───── EXERCISE MATERIAL
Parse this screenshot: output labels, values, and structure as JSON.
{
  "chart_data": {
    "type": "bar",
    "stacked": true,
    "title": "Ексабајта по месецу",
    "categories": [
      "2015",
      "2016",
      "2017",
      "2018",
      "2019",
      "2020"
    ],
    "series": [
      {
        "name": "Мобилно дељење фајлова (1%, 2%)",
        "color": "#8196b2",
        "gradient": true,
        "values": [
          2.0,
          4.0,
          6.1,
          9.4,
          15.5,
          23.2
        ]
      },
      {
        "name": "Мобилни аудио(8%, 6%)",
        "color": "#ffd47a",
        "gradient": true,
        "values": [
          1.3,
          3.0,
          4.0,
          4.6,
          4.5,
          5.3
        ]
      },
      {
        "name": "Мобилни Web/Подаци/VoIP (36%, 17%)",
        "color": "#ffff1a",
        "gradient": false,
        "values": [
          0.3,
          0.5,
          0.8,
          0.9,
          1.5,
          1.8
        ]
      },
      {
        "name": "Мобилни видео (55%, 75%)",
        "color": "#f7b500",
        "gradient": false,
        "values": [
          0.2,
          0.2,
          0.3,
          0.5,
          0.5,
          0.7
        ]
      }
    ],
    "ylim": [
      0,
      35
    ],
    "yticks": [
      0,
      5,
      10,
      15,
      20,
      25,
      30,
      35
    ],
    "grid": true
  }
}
──────────
» **SHORT PROBLEM**:
Nothing should be left out: return all of the records exactly.

» **SOLUTION**:
Parse this screenshot: output labels, values, and structure as JSON.
{
  "chart_data": {
    "type": "bar",
    "stacked": true,
    "title": "Ексабајта по месецу",
    "categories": [
      "2015",
      "2016",
      "2017",
      "2018",
      "2019",
      "2020"
    ],
    "series": [
      {
        "name": "Мобилно дељење фајлова (1%, 2%)",
        "color": "#8196b2",
        "gradient": true,
        "values": [
          2.0,
          4.0,
          6.1,
          9.4,
          15.5,
          23.2
        ]
      },
      {
        "name": "Мобилни аудио(8%, 6%)",
        "color": "#ffd47a",
        "gradient": true,
        "values": [
          1.3,
          3.0,
          4.0,
          4.6,
          4.5,
          5.3
        ]
      },
      {
        "name": "Мобилни Web/Подаци/VoIP (36%, 17%)",
        "color": "#ffff1a",
        "gradient": false,
        "values": [
          0.3,
          0.5,
          0.8,
          0.9,
          1.5,
          1.8
        ]
      },
      {
        "name": "Мобилни видео (55%, 75%)",
        "color": "#f7b500",
        "gradient": false,
        "values": [
          0.2,
          0.2,
          0.3,
          0.5,
          0.5,
          0.7
        ]
      }
    ],
    "ylim": [
      0,
      35
    ],
    "yticks": [
      0,
      5,
      10,
      15,
      20,
      25,
      30,
      35
    ],
    "grid": true
  }
}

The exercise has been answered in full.